[Start of PROVIDED DATA]
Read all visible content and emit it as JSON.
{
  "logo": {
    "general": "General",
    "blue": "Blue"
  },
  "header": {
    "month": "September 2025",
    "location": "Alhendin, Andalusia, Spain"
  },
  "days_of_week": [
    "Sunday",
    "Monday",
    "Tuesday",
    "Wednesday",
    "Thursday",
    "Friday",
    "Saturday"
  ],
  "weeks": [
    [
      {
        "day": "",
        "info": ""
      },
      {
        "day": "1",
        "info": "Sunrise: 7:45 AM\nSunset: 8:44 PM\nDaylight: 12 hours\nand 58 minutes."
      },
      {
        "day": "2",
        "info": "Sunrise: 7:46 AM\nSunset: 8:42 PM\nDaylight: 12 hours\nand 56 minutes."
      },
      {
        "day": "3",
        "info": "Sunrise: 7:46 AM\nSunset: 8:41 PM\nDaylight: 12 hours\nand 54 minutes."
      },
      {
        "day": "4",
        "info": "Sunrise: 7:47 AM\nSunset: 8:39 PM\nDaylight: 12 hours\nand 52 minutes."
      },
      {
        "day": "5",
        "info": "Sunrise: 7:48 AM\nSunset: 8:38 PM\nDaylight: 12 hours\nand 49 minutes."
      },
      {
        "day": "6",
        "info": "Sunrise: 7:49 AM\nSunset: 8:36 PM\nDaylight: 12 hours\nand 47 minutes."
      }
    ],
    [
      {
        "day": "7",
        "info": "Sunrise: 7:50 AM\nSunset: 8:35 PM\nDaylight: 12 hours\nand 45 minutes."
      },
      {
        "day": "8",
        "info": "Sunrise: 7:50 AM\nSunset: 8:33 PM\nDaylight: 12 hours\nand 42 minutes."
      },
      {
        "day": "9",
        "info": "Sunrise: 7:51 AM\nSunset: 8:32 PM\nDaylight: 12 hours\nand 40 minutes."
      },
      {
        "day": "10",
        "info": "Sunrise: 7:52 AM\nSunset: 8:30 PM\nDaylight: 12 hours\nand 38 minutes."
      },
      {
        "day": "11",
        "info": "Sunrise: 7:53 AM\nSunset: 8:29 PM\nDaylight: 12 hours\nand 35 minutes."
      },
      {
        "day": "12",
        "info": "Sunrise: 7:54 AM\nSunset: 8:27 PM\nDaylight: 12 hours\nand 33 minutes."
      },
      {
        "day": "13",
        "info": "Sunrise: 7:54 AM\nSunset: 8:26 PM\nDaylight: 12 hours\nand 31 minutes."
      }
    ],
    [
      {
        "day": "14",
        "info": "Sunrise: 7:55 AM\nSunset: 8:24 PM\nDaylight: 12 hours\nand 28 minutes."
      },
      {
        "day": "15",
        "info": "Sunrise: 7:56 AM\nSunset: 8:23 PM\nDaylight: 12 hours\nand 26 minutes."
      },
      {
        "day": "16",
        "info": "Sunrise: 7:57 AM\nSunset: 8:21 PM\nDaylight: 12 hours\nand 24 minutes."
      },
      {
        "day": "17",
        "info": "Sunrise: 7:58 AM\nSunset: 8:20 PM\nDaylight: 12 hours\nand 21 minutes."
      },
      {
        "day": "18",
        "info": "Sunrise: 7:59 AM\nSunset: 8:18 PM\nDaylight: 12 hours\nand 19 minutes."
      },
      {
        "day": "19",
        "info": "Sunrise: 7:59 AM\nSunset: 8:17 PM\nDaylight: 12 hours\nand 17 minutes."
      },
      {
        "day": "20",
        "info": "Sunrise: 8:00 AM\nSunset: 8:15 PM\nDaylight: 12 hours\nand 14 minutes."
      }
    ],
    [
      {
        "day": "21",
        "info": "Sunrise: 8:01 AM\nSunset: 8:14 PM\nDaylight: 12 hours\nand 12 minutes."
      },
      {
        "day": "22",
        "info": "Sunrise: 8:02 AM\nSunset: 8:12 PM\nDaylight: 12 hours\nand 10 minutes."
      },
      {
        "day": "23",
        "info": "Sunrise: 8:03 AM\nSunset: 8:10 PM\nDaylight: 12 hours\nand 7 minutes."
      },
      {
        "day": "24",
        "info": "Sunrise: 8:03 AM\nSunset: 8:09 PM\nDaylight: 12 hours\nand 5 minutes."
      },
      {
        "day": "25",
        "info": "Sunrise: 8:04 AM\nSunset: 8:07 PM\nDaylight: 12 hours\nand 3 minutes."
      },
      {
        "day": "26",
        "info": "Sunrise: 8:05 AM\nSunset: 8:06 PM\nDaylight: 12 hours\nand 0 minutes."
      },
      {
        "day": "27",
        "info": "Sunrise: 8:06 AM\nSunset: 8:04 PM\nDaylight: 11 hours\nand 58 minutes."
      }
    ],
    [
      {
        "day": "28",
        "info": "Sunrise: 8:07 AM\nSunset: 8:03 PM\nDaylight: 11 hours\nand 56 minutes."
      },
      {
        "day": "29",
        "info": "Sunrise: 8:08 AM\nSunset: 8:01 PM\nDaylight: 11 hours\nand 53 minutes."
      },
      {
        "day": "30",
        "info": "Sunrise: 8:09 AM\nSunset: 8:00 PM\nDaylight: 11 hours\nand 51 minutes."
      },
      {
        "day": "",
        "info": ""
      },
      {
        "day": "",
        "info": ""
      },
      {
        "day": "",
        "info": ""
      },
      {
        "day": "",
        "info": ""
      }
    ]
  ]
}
[End of PROVIDED DATA]
▶ **TASK DIRECTIONS**: Reproduce the listing above verbatim, from first line to last.

▶ **EXERCISE RESPONSE**:
Read all visible content and emit it as JSON.
{
  "logo": {
    "general": "General",
    "blue": "Blue"
  },
  "header": {
    "month": "September 2025",
    "location": "Alhendin, Andalusia, Spain"
  },
  "days_of_week": [
    "Sunday",
    "Monday",
    "Tuesday",
    "Wednesday",
    "Thursday",
    "Friday",
    "Saturday"
  ],
  "weeks": [
    [
      {
        "day": "",
        "info": ""
      },
      {
        "day": "1",
        "info": "Sunrise: 7:45 AM\nSunset: 8:44 PM\nDaylight: 12 hours\nand 58 minutes."
      },
      {
        "day": "2",
        "info": "Sunrise: 7:46 AM\nSunset: 8:42 PM\nDaylight: 12 hours\nand 56 minutes."
      },
      {
        "day": "3",
        "info": "Sunrise: 7:46 AM\nSunset: 8:41 PM\nDaylight: 12 hours\nand 54 minutes."
      },
      {
        "day": "4",
        "info": "Sunrise: 7:47 AM\nSunset: 8:39 PM\nDaylight: 12 hours\nand 52 minutes."
      },
      {
        "day": "5",
        "info": "Sunrise: 7:48 AM\nSunset: 8:38 PM\nDaylight: 12 hours\nand 49 minutes."
      },
      {
        "day": "6",
        "info": "Sunrise: 7:49 AM\nSunset: 8:36 PM\nDaylight: 12 hours\nand 47 minutes."
      }
    ],
    [
      {
        "day": "7",
        "info": "Sunrise: 7:50 AM\nSunset: 8:35 PM\nDaylight: 12 hours\nand 45 minutes."
      },
      {
        "day": "8",
        "info": "Sunrise: 7:50 AM\nSunset: 8:33 PM\nDaylight: 12 hours\nand 42 minutes."
      },
      {
        "day": "9",
        "info": "Sunrise: 7:51 AM\nSunset: 8:32 PM\nDaylight: 12 hours\nand 40 minutes."
      },
      {
        "day": "10",
        "info": "Sunrise: 7:52 AM\nSunset: 8:30 PM\nDaylight: 12 hours\nand 38 minutes."
      },
      {
        "day": "11",
        "info": "Sunrise: 7:53 AM\nSunset: 8:29 PM\nDaylight: 12 hours\nand 35 minutes."
      },
      {
        "day": "12",
        "info": "Sunrise: 7:54 AM\nSunset: 8:27 PM\nDaylight: 12 hours\nand 33 minutes."
      },
      {
        "day": "13",
        "info": "Sunrise: 7:54 AM\nSunset: 8:26 PM\nDaylight: 12 hours\nand 31 minutes."
      }
    ],
    [
      {
        "day": "14",
        "info": "Sunrise: 7:55 AM\nSunset: 8:24 PM\nDaylight: 12 hours\nand 28 minutes."
      },
      {
        "day": "15",
        "info": "Sunrise: 7:56 AM\nSunset: 8:23 PM\nDaylight: 12 hours\nand 26 minutes."
      },
      {
        "day": "16",
        "info": "Sunrise: 7:57 AM\nSunset: 8:21 PM\nDaylight: 12 hours\nand 24 minutes."
      },
      {
        "day": "17",
        "info": "Sunrise: 7:58 AM\nSunset: 8:20 PM\nDaylight: 12 hours\nand 21 minutes."
      },
      {
        "day": "18",
        "info": "Sunrise: 7:59 AM\nSunset: 8:18 PM\nDaylight: 12 hours\nand 19 minutes."
      },
      {
        "day": "19",
        "info": "Sunrise: 7:59 AM\nSunset: 8:17 PM\nDaylight: 12 hours\nand 17 minutes."
      },
      {
        "day": "20",
        "info": "Sunrise: 8:00 AM\nSunset: 8:15 PM\nDaylight: 12 hours\nand 14 minutes."
      }
    ],
    [
      {
        "day": "21",
        "info": "Sunrise: 8:01 AM\nSunset: 8:14 PM\nDaylight: 12 hours\nand 12 minutes."
      },
      {
        "day": "22",
        "info": "Sunrise: 8:02 AM\nSunset: 8:12 PM\nDaylight: 12 hours\nand 10 minutes."
      },
      {
        "day": "23",
        "info": "Sunrise: 8:03 AM\nSunset: 8:10 PM\nDaylight: 12 hours\nand 7 minutes."
      },
      {
        "day": "24",
        "info": "Sunrise: 8:03 AM\nSunset: 8:09 PM\nDaylight: 12 hours\nand 5 minutes."
      },
      {
        "day": "25",
        "info": "Sunrise: 8:04 AM\nSunset: 8:07 PM\nDaylight: 12 hours\nand 3 minutes."
      },
      {
        "day": "26",
        "info": "Sunrise: 8:05 AM\nSunset: 8:06 PM\nDaylight: 12 hours\nand 0 minutes."
      },
      {
        "day": "27",
        "info": "Sunrise: 8:06 AM\nSunset: 8:04 PM\nDaylight: 11 hours\nand 58 minutes."
      }
    ],
    [
      {
        "day": "28",
        "info": "Sunrise: 8:07 AM\nSunset: 8:03 PM\nDaylight: 11 hours\nand 56 minutes."
      },
      {
        "day": "29",
        "info": "Sunrise: 8:08 AM\nSunset: 8:01 PM\nDaylight: 11 hours\nand 53 minutes."
      },
      {
        "day": "30",
        "info": "Sunrise: 8:09 AM\nSunset: 8:00 PM\nDaylight: 11 hours\nand 51 minutes."
      },
      {
        "day": "",
        "info": ""
      },
      {
        "day": "",
        "info": ""
      },
      {
        "day": "",
        "info": ""
      },
      {
        "day": "",
        "info": ""
      }
    ]
  ]
}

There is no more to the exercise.